____ PROVIDED MATERIAL

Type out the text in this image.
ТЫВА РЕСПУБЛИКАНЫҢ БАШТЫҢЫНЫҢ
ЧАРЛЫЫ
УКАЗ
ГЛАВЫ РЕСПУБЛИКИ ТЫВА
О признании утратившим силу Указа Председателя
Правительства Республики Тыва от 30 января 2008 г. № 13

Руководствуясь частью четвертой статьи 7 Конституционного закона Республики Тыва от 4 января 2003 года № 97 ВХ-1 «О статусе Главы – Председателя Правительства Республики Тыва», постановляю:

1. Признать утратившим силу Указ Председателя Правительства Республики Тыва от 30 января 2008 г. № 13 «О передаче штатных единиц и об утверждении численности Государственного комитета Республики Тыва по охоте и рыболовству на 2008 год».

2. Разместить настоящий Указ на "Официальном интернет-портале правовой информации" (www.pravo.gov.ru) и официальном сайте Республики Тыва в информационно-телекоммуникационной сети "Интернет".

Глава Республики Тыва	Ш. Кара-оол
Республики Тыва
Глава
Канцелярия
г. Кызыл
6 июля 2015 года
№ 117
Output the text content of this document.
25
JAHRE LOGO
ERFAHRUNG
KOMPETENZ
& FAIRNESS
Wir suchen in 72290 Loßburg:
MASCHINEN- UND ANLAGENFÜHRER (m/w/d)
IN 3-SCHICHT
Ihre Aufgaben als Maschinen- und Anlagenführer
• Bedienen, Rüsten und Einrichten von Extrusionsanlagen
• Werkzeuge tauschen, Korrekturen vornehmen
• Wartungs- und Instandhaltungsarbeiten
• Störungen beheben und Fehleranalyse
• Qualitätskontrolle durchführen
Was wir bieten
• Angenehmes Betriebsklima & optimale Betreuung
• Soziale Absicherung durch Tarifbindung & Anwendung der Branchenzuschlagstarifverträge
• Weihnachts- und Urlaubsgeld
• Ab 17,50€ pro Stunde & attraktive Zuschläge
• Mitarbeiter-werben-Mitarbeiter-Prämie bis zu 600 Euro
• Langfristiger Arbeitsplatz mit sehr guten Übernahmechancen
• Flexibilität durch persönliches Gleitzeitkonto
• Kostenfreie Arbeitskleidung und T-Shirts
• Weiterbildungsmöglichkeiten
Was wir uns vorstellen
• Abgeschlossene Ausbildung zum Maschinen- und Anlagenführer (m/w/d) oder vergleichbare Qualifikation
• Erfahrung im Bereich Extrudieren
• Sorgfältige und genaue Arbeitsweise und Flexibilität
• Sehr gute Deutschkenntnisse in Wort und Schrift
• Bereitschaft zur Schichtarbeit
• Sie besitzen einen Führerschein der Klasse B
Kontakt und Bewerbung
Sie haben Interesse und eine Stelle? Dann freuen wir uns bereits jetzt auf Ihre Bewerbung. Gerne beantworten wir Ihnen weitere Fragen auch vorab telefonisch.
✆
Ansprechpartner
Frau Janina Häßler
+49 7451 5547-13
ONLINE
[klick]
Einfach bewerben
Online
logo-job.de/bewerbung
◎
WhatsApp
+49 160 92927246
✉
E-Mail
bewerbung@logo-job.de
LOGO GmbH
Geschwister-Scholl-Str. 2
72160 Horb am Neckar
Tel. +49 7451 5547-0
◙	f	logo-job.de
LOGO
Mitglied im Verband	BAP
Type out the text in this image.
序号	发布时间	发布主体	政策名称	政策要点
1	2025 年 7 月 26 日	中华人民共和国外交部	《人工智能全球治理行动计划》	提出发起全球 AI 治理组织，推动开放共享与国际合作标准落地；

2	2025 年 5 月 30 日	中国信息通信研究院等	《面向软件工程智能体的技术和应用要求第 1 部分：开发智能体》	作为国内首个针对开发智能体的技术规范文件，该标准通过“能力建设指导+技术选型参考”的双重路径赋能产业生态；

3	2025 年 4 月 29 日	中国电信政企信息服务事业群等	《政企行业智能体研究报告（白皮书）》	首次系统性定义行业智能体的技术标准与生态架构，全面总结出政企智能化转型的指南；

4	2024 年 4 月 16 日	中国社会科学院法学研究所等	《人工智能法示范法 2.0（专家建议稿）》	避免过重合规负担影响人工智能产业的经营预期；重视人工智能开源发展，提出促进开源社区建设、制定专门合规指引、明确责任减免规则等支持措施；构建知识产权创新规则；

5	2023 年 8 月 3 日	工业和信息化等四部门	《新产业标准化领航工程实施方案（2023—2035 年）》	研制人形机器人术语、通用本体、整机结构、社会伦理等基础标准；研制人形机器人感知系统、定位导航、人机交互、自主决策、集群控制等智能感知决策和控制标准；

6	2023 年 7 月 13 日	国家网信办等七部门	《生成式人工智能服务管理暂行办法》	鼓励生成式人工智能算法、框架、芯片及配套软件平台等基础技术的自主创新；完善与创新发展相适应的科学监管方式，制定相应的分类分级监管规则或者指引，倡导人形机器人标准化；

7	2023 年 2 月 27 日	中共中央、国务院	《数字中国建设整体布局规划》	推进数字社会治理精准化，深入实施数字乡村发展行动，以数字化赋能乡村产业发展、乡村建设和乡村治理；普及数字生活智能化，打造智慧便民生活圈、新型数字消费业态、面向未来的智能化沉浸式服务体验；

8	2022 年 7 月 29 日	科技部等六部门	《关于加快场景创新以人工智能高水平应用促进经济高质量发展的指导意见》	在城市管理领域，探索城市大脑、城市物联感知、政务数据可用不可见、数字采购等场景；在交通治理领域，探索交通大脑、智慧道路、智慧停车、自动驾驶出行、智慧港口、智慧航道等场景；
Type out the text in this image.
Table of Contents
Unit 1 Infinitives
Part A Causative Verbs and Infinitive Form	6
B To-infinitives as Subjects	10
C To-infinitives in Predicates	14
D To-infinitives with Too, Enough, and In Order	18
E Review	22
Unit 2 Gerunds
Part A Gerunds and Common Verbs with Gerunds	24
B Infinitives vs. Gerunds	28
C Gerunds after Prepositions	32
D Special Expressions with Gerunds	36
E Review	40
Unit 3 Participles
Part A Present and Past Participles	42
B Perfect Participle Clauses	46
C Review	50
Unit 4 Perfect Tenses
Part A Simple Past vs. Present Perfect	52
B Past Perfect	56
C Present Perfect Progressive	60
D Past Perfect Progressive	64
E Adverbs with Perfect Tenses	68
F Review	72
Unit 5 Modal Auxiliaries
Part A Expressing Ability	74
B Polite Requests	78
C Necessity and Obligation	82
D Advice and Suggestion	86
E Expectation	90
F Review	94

________

Search the data for the string "Глава" and copy each line where it appears.

> WRITTEN RESPONSE:
Глава Республики Тыва	Ш. Кара-оол
Глава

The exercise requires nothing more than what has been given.